| Data supplied |
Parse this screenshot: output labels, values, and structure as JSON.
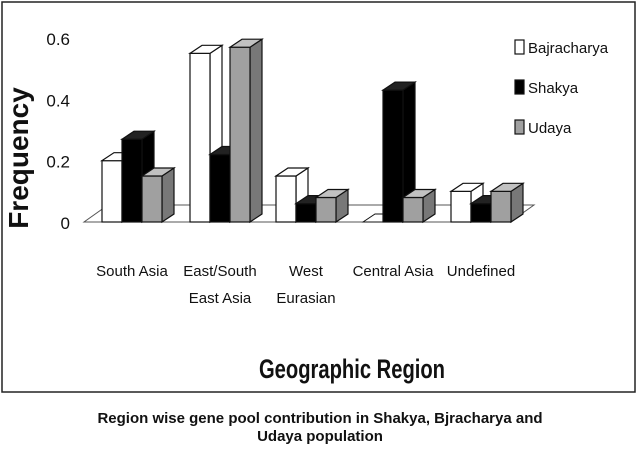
{
  "chart_data": {
    "type": "bar",
    "ylabel": "Frequency",
    "xlabel": "Geographic Region",
    "categories": [
      [
        "South Asia"
      ],
      [
        "East/South",
        "East Asia"
      ],
      [
        "West",
        "Eurasian"
      ],
      [
        "Central Asia"
      ],
      [
        "Undefined"
      ]
    ],
    "series": [
      {
        "name": "Bajracharya",
        "values": [
          0.2,
          0.55,
          0.15,
          0.0,
          0.1
        ]
      },
      {
        "name": "Shakya",
        "values": [
          0.27,
          0.22,
          0.06,
          0.43,
          0.06
        ]
      },
      {
        "name": "Udaya",
        "values": [
          0.15,
          0.57,
          0.08,
          0.08,
          0.1
        ]
      }
    ],
    "yticks": [
      "0",
      "0.2",
      "0.4",
      "0.6"
    ],
    "ylim": [
      0,
      0.6
    ],
    "grid": false,
    "legend_position": "right",
    "colors": {
      "Bajracharya": "#ffffff",
      "Shakya": "#000000",
      "Udaya": "#a0a0a0"
    }
  },
  "caption": {
    "line1": "Region wise gene pool contribution in Shakya, Bjracharya and",
    "line2": "Udaya population"
  }
}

| Required action |
Every entry should be repeated verbatim, with the pictures left out.

| Finished exercise |
Parse this screenshot: output labels, values, and structure as JSON.
{
  "chart_data": {
    "type": "bar",
    "ylabel": "Frequency",
    "xlabel": "Geographic Region",
    "categories": [
      [
        "South Asia"
      ],
      [
        "East/South",
        "East Asia"
      ],
      [
        "West",
        "Eurasian"
      ],
      [
        "Central Asia"
      ],
      [
        "Undefined"
      ]
    ],
    "series": [
      {
        "name": "Bajracharya",
        "values": [
          0.2,
          0.55,
          0.15,
          0.0,
          0.1
        ]
      },
      {
        "name": "Shakya",
        "values": [
          0.27,
          0.22,
          0.06,
          0.43,
          0.06
        ]
      },
      {
        "name": "Udaya",
        "values": [
          0.15,
          0.57,
          0.08,
          0.08,
          0.1
        ]
      }
    ],
    "yticks": [
      "0",
      "0.2",
      "0.4",
      "0.6"
    ],
    "ylim": [
      0,
      0.6
    ],
    "grid": false,
    "legend_position": "right",
    "colors": {
      "Bajracharya": "#ffffff",
      "Shakya": "#000000",
      "Udaya": "#a0a0a0"
    }
  },
  "caption": {
    "line1": "Region wise gene pool contribution in Shakya, Bjracharya and",
    "line2": "Udaya population"
  }
}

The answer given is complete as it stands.